### Extracted data
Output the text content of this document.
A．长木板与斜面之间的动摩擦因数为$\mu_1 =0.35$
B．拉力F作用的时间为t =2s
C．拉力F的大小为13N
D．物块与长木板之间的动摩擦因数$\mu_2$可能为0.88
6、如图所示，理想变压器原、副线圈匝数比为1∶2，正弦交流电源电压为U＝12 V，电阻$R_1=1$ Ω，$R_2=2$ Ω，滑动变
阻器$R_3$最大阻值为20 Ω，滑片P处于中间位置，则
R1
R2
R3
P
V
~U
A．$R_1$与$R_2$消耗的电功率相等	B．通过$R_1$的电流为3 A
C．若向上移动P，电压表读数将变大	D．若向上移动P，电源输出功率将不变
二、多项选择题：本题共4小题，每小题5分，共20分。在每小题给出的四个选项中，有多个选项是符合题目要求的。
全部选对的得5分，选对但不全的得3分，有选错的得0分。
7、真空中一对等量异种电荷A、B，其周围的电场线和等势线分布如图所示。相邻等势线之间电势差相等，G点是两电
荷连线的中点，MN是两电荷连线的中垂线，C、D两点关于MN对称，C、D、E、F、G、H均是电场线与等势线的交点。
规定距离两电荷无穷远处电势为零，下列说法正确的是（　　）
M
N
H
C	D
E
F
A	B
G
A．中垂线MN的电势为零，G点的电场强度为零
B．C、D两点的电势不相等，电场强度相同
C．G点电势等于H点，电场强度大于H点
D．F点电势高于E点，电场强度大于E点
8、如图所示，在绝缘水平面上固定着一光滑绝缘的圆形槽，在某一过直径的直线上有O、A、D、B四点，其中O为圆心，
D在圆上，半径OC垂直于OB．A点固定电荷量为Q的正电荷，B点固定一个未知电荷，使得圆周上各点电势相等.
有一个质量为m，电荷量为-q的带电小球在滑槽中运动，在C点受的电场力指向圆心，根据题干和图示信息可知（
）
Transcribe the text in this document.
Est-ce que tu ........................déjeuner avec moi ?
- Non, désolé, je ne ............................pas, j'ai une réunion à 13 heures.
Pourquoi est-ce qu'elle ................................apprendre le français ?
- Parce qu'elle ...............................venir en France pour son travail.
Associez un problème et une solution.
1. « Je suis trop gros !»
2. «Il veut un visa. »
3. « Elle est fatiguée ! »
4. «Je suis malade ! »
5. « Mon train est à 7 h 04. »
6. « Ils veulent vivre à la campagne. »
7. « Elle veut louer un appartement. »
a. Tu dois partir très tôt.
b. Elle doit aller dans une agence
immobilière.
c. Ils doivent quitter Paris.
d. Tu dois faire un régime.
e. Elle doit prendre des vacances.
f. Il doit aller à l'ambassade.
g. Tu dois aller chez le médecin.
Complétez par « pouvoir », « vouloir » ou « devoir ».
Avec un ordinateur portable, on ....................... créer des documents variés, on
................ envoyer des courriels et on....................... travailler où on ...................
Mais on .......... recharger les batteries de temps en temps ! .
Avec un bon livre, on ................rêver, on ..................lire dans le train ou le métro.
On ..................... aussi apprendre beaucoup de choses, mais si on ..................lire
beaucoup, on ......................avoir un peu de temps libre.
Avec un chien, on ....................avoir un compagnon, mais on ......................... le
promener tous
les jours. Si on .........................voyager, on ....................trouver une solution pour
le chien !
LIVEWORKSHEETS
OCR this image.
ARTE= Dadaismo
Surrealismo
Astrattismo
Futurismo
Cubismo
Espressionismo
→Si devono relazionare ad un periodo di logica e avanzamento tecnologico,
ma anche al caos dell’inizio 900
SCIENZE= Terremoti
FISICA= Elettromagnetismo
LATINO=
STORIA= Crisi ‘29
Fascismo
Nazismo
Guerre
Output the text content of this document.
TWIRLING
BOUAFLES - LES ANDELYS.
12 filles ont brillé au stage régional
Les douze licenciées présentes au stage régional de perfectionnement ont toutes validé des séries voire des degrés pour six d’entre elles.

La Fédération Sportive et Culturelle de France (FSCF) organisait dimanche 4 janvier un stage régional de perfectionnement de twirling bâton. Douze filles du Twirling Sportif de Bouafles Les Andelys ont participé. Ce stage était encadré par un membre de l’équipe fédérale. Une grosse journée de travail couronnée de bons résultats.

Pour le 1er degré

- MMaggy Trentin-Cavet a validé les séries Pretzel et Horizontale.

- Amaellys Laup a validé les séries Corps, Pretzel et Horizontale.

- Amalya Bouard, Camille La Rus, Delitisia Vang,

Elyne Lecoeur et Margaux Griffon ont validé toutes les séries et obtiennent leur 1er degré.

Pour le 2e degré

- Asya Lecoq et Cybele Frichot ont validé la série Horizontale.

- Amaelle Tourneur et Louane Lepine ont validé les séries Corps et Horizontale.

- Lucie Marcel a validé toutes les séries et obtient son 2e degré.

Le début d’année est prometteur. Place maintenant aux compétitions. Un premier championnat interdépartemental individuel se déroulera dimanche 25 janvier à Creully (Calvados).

### Task to carry out
Transcribe the data. Leave every line exactly as it is.

### Correct output
Output the text content of this document.
A．长木板与斜面之间的动摩擦因数为$\mu_1 =0.35$
B．拉力F作用的时间为t =2s
C．拉力F的大小为13N
D．物块与长木板之间的动摩擦因数$\mu_2$可能为0.88
6、如图所示，理想变压器原、副线圈匝数比为1∶2，正弦交流电源电压为U＝12 V，电阻$R_1=1$ Ω，$R_2=2$ Ω，滑动变
阻器$R_3$最大阻值为20 Ω，滑片P处于中间位置，则
R1
R2
R3
P
V
~U
A．$R_1$与$R_2$消耗的电功率相等	B．通过$R_1$的电流为3 A
C．若向上移动P，电压表读数将变大	D．若向上移动P，电源输出功率将不变
二、多项选择题：本题共4小题，每小题5分，共20分。在每小题给出的四个选项中，有多个选项是符合题目要求的。
全部选对的得5分，选对但不全的得3分，有选错的得0分。
7、真空中一对等量异种电荷A、B，其周围的电场线和等势线分布如图所示。相邻等势线之间电势差相等，G点是两电
荷连线的中点，MN是两电荷连线的中垂线，C、D两点关于MN对称，C、D、E、F、G、H均是电场线与等势线的交点。
规定距离两电荷无穷远处电势为零，下列说法正确的是（　　）
M
N
H
C	D
E
F
A	B
G
A．中垂线MN的电势为零，G点的电场强度为零
B．C、D两点的电势不相等，电场强度相同
C．G点电势等于H点，电场强度大于H点
D．F点电势高于E点，电场强度大于E点
8、如图所示，在绝缘水平面上固定着一光滑绝缘的圆形槽，在某一过直径的直线上有O、A、D、B四点，其中O为圆心，
D在圆上，半径OC垂直于OB．A点固定电荷量为Q的正电荷，B点固定一个未知电荷，使得圆周上各点电势相等.
有一个质量为m，电荷量为-q的带电小球在滑槽中运动，在C点受的电场力指向圆心，根据题干和图示信息可知（
）
Transcribe the text in this document.
Est-ce que tu ........................déjeuner avec moi ?
- Non, désolé, je ne ............................pas, j'ai une réunion à 13 heures.
Pourquoi est-ce qu'elle ................................apprendre le français ?
- Parce qu'elle ...............................venir en France pour son travail.
Associez un problème et une solution.
1. « Je suis trop gros !»
2. «Il veut un visa. »
3. « Elle est fatiguée ! »
4. «Je suis malade ! »
5. « Mon train est à 7 h 04. »
6. « Ils veulent vivre à la campagne. »
7. « Elle veut louer un appartement. »
a. Tu dois partir très tôt.
b. Elle doit aller dans une agence
immobilière.
c. Ils doivent quitter Paris.
d. Tu dois faire un régime.
e. Elle doit prendre des vacances.
f. Il doit aller à l'ambassade.
g. Tu dois aller chez le médecin.
Complétez par « pouvoir », « vouloir » ou « devoir ».
Avec un ordinateur portable, on ....................... créer des documents variés, on
................ envoyer des courriels et on....................... travailler où on ...................
Mais on .......... recharger les batteries de temps en temps ! .
Avec un bon livre, on ................rêver, on ..................lire dans le train ou le métro.
On ..................... aussi apprendre beaucoup de choses, mais si on ..................lire
beaucoup, on ......................avoir un peu de temps libre.
Avec un chien, on ....................avoir un compagnon, mais on ......................... le
promener tous
les jours. Si on .........................voyager, on ....................trouver une solution pour
le chien !
LIVEWORKSHEETS
OCR this image.
ARTE= Dadaismo
Surrealismo
Astrattismo
Futurismo
Cubismo
Espressionismo
→Si devono relazionare ad un periodo di logica e avanzamento tecnologico,
ma anche al caos dell’inizio 900
SCIENZE= Terremoti
FISICA= Elettromagnetismo
LATINO=
STORIA= Crisi ‘29
Fascismo
Nazismo
Guerre
Output the text content of this document.
TWIRLING
BOUAFLES - LES ANDELYS.
12 filles ont brillé au stage régional
Les douze licenciées présentes au stage régional de perfectionnement ont toutes validé des séries voire des degrés pour six d’entre elles.

La Fédération Sportive et Culturelle de France (FSCF) organisait dimanche 4 janvier un stage régional de perfectionnement de twirling bâton. Douze filles du Twirling Sportif de Bouafles Les Andelys ont participé. Ce stage était encadré par un membre de l’équipe fédérale. Une grosse journée de travail couronnée de bons résultats.

Pour le 1er degré

- MMaggy Trentin-Cavet a validé les séries Pretzel et Horizontale.

- Amaellys Laup a validé les séries Corps, Pretzel et Horizontale.

- Amalya Bouard, Camille La Rus, Delitisia Vang,

Elyne Lecoeur et Margaux Griffon ont validé toutes les séries et obtiennent leur 1er degré.

Pour le 2e degré

- Asya Lecoq et Cybele Frichot ont validé la série Horizontale.

- Amaelle Tourneur et Louane Lepine ont validé les séries Corps et Horizontale.

- Lucie Marcel a validé toutes les séries et obtient son 2e degré.

Le début d’année est prometteur. Place maintenant aux compétitions. Un premier championnat interdépartemental individuel se déroulera dimanche 25 janvier à Creully (Calvados).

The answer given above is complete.